WHAT IS REQUIRED:
Repeat every record below exactly as it appears.

RECORDS TO PROCESS:

>>>

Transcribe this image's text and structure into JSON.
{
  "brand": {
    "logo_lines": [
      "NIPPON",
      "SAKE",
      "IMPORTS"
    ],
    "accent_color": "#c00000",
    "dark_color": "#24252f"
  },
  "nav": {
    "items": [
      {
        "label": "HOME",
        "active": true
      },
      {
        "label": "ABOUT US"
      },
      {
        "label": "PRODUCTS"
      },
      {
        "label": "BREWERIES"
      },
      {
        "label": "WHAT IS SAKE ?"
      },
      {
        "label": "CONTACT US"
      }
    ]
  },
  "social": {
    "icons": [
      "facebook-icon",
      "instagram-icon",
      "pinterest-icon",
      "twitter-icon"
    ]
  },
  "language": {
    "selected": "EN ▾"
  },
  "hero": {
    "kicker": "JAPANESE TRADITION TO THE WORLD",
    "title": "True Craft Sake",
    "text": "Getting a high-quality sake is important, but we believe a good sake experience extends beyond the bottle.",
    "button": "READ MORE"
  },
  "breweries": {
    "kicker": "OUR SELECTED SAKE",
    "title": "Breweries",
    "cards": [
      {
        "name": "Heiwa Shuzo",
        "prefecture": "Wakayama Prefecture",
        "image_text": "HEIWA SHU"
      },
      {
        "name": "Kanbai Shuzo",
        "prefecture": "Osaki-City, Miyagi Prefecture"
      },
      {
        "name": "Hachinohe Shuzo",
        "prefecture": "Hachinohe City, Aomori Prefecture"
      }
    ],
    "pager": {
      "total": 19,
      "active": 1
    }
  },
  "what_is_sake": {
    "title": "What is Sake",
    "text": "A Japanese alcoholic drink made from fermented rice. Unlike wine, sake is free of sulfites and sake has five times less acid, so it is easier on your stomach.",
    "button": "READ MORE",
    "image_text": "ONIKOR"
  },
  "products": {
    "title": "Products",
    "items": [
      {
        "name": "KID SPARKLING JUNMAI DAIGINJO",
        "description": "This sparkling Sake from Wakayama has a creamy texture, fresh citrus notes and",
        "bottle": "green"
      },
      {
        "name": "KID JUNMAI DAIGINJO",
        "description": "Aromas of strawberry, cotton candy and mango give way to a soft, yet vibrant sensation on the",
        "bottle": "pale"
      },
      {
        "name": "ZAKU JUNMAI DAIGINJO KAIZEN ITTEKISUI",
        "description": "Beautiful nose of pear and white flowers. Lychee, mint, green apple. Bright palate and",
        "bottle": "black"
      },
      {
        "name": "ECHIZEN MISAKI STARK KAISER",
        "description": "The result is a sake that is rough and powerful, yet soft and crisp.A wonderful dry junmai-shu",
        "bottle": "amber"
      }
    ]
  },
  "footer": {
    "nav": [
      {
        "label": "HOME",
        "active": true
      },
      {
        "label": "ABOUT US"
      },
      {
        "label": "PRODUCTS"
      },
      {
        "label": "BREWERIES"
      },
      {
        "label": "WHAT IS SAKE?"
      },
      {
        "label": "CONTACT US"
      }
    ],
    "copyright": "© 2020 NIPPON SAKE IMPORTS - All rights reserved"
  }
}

<<<

RESULT BELOW:
Transcribe this image's text and structure into JSON.
{
  "brand": {
    "logo_lines": [
      "NIPPON",
      "SAKE",
      "IMPORTS"
    ],
    "accent_color": "#c00000",
    "dark_color": "#24252f"
  },
  "nav": {
    "items": [
      {
        "label": "HOME",
        "active": true
      },
      {
        "label": "ABOUT US"
      },
      {
        "label": "PRODUCTS"
      },
      {
        "label": "BREWERIES"
      },
      {
        "label": "WHAT IS SAKE ?"
      },
      {
        "label": "CONTACT US"
      }
    ]
  },
  "social": {
    "icons": [
      "facebook-icon",
      "instagram-icon",
      "pinterest-icon",
      "twitter-icon"
    ]
  },
  "language": {
    "selected": "EN ▾"
  },
  "hero": {
    "kicker": "JAPANESE TRADITION TO THE WORLD",
    "title": "True Craft Sake",
    "text": "Getting a high-quality sake is important, but we believe a good sake experience extends beyond the bottle.",
    "button": "READ MORE"
  },
  "breweries": {
    "kicker": "OUR SELECTED SAKE",
    "title": "Breweries",
    "cards": [
      {
        "name": "Heiwa Shuzo",
        "prefecture": "Wakayama Prefecture",
        "image_text": "HEIWA SHU"
      },
      {
        "name": "Kanbai Shuzo",
        "prefecture": "Osaki-City, Miyagi Prefecture"
      },
      {
        "name": "Hachinohe Shuzo",
        "prefecture": "Hachinohe City, Aomori Prefecture"
      }
    ],
    "pager": {
      "total": 19,
      "active": 1
    }
  },
  "what_is_sake": {
    "title": "What is Sake",
    "text": "A Japanese alcoholic drink made from fermented rice. Unlike wine, sake is free of sulfites and sake has five times less acid, so it is easier on your stomach.",
    "button": "READ MORE",
    "image_text": "ONIKOR"
  },
  "products": {
    "title": "Products",
    "items": [
      {
        "name": "KID SPARKLING JUNMAI DAIGINJO",
        "description": "This sparkling Sake from Wakayama has a creamy texture, fresh citrus notes and",
        "bottle": "green"
      },
      {
        "name": "KID JUNMAI DAIGINJO",
        "description": "Aromas of strawberry, cotton candy and mango give way to a soft, yet vibrant sensation on the",
        "bottle": "pale"
      },
      {
        "name": "ZAKU JUNMAI DAIGINJO KAIZEN ITTEKISUI",
        "description": "Beautiful nose of pear and white flowers. Lychee, mint, green apple. Bright palate and",
        "bottle": "black"
      },
      {
        "name": "ECHIZEN MISAKI STARK KAISER",
        "description": "The result is a sake that is rough and powerful, yet soft and crisp.A wonderful dry junmai-shu",
        "bottle": "amber"
      }
    ]
  },
  "footer": {
    "nav": [
      {
        "label": "HOME",
        "active": true
      },
      {
        "label": "ABOUT US"
      },
      {
        "label": "PRODUCTS"
      },
      {
        "label": "BREWERIES"
      },
      {
        "label": "WHAT IS SAKE?"
      },
      {
        "label": "CONTACT US"
      }
    ],
    "copyright": "© 2020 NIPPON SAKE IMPORTS - All rights reserved"
  }
}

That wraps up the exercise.